- **EXERCISE REQUIREMENTS**: All the data should come back exactly as it was given.

- **RECORDS FOR THE TASK**:

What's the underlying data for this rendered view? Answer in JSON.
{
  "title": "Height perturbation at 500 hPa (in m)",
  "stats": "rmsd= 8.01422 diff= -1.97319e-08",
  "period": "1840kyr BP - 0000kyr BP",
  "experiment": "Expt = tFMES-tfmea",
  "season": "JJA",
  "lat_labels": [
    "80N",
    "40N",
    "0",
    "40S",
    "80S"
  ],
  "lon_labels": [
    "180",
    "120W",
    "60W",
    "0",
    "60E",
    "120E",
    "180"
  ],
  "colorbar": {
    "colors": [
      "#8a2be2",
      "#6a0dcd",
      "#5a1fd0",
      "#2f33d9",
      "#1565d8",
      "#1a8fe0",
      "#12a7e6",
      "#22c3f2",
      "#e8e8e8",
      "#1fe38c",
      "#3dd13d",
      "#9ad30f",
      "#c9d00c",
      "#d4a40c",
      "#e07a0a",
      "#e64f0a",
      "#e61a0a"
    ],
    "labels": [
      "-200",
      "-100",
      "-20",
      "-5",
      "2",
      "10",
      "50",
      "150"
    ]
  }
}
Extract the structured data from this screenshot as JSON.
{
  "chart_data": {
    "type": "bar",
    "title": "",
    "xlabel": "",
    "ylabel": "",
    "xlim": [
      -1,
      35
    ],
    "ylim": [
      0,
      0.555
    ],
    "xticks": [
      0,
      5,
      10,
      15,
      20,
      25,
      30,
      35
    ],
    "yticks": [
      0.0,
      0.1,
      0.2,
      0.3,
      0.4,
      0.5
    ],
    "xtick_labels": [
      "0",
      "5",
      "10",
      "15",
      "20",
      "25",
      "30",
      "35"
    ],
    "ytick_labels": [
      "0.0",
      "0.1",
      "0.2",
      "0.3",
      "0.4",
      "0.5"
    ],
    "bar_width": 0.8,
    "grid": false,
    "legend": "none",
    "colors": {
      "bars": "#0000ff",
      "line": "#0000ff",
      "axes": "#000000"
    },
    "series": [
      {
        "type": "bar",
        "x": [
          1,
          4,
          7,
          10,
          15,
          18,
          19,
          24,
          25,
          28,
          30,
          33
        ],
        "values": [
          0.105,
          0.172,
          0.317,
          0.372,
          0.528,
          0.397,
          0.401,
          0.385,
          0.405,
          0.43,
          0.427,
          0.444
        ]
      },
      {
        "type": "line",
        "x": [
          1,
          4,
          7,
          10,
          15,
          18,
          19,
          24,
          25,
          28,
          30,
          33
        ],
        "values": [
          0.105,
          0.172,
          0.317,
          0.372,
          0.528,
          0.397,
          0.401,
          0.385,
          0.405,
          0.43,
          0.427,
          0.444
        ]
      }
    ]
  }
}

- **OUTPUT**:
What's the underlying data for this rendered view? Answer in JSON.
{
  "title": "Height perturbation at 500 hPa (in m)",
  "stats": "rmsd= 8.01422 diff= -1.97319e-08",
  "period": "1840kyr BP - 0000kyr BP",
  "experiment": "Expt = tFMES-tfmea",
  "season": "JJA",
  "lat_labels": [
    "80N",
    "40N",
    "0",
    "40S",
    "80S"
  ],
  "lon_labels": [
    "180",
    "120W",
    "60W",
    "0",
    "60E",
    "120E",
    "180"
  ],
  "colorbar": {
    "colors": [
      "#8a2be2",
      "#6a0dcd",
      "#5a1fd0",
      "#2f33d9",
      "#1565d8",
      "#1a8fe0",
      "#12a7e6",
      "#22c3f2",
      "#e8e8e8",
      "#1fe38c",
      "#3dd13d",
      "#9ad30f",
      "#c9d00c",
      "#d4a40c",
      "#e07a0a",
      "#e64f0a",
      "#e61a0a"
    ],
    "labels": [
      "-200",
      "-100",
      "-20",
      "-5",
      "2",
      "10",
      "50",
      "150"
    ]
  }
}
Extract the structured data from this screenshot as JSON.
{
  "chart_data": {
    "type": "bar",
    "title": "",
    "xlabel": "",
    "ylabel": "",
    "xlim": [
      -1,
      35
    ],
    "ylim": [
      0,
      0.555
    ],
    "xticks": [
      0,
      5,
      10,
      15,
      20,
      25,
      30,
      35
    ],
    "yticks": [
      0.0,
      0.1,
      0.2,
      0.3,
      0.4,
      0.5
    ],
    "xtick_labels": [
      "0",
      "5",
      "10",
      "15",
      "20",
      "25",
      "30",
      "35"
    ],
    "ytick_labels": [
      "0.0",
      "0.1",
      "0.2",
      "0.3",
      "0.4",
      "0.5"
    ],
    "bar_width": 0.8,
    "grid": false,
    "legend": "none",
    "colors": {
      "bars": "#0000ff",
      "line": "#0000ff",
      "axes": "#000000"
    },
    "series": [
      {
        "type": "bar",
        "x": [
          1,
          4,
          7,
          10,
          15,
          18,
          19,
          24,
          25,
          28,
          30,
          33
        ],
        "values": [
          0.105,
          0.172,
          0.317,
          0.372,
          0.528,
          0.397,
          0.401,
          0.385,
          0.405,
          0.43,
          0.427,
          0.444
        ]
      },
      {
        "type": "line",
        "x": [
          1,
          4,
          7,
          10,
          15,
          18,
          19,
          24,
          25,
          28,
          30,
          33
        ],
        "values": [
          0.105,
          0.172,
          0.317,
          0.372,
          0.528,
          0.397,
          0.401,
          0.385,
          0.405,
          0.43,
          0.427,
          0.444
        ]
      }
    ]
  }
}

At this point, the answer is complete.